▶ _Written task_
Give the data a second time, exactly and in full.

Start Supplied data

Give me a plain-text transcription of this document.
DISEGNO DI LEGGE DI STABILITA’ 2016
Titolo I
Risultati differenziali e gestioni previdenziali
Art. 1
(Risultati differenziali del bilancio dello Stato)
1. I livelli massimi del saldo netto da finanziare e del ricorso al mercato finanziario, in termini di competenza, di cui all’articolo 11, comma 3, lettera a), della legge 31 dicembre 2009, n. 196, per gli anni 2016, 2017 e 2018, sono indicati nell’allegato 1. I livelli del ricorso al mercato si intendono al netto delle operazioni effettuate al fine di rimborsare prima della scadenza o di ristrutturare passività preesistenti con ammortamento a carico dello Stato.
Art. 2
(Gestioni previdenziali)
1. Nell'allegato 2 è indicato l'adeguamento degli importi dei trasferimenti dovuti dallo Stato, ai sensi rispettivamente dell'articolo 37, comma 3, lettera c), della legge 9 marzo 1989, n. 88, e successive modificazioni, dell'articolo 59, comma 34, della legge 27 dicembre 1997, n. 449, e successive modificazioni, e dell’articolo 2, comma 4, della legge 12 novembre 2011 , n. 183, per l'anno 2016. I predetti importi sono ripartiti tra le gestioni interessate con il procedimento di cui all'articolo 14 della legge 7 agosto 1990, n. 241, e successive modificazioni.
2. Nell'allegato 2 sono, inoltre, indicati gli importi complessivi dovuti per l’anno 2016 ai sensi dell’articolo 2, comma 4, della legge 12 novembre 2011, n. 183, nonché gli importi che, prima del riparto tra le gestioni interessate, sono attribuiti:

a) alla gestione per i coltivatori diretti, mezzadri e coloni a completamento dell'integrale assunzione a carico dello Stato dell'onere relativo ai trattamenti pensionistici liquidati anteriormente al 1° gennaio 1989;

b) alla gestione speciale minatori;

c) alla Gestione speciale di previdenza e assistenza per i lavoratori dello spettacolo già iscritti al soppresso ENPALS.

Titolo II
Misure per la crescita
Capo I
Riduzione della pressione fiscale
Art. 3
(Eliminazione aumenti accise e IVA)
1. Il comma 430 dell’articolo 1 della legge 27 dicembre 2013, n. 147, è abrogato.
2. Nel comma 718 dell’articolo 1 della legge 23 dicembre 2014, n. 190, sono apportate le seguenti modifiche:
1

End Supplied data

▶ _Output below_
Give me a plain-text transcription of this document.
DISEGNO DI LEGGE DI STABILITA’ 2016
Titolo I
Risultati differenziali e gestioni previdenziali
Art. 1
(Risultati differenziali del bilancio dello Stato)
1. I livelli massimi del saldo netto da finanziare e del ricorso al mercato finanziario, in termini di competenza, di cui all’articolo 11, comma 3, lettera a), della legge 31 dicembre 2009, n. 196, per gli anni 2016, 2017 e 2018, sono indicati nell’allegato 1. I livelli del ricorso al mercato si intendono al netto delle operazioni effettuate al fine di rimborsare prima della scadenza o di ristrutturare passività preesistenti con ammortamento a carico dello Stato.
Art. 2
(Gestioni previdenziali)
1. Nell'allegato 2 è indicato l'adeguamento degli importi dei trasferimenti dovuti dallo Stato, ai sensi rispettivamente dell'articolo 37, comma 3, lettera c), della legge 9 marzo 1989, n. 88, e successive modificazioni, dell'articolo 59, comma 34, della legge 27 dicembre 1997, n. 449, e successive modificazioni, e dell’articolo 2, comma 4, della legge 12 novembre 2011 , n. 183, per l'anno 2016. I predetti importi sono ripartiti tra le gestioni interessate con il procedimento di cui all'articolo 14 della legge 7 agosto 1990, n. 241, e successive modificazioni.
2. Nell'allegato 2 sono, inoltre, indicati gli importi complessivi dovuti per l’anno 2016 ai sensi dell’articolo 2, comma 4, della legge 12 novembre 2011, n. 183, nonché gli importi che, prima del riparto tra le gestioni interessate, sono attribuiti:

a) alla gestione per i coltivatori diretti, mezzadri e coloni a completamento dell'integrale assunzione a carico dello Stato dell'onere relativo ai trattamenti pensionistici liquidati anteriormente al 1° gennaio 1989;

b) alla gestione speciale minatori;

c) alla Gestione speciale di previdenza e assistenza per i lavoratori dello spettacolo già iscritti al soppresso ENPALS.

Titolo II
Misure per la crescita
Capo I
Riduzione della pressione fiscale
Art. 3
(Eliminazione aumenti accise e IVA)
1. Il comma 430 dell’articolo 1 della legge 27 dicembre 2013, n. 147, è abrogato.
2. Nel comma 718 dell’articolo 1 della legge 23 dicembre 2014, n. 190, sono apportate le seguenti modifiche:
1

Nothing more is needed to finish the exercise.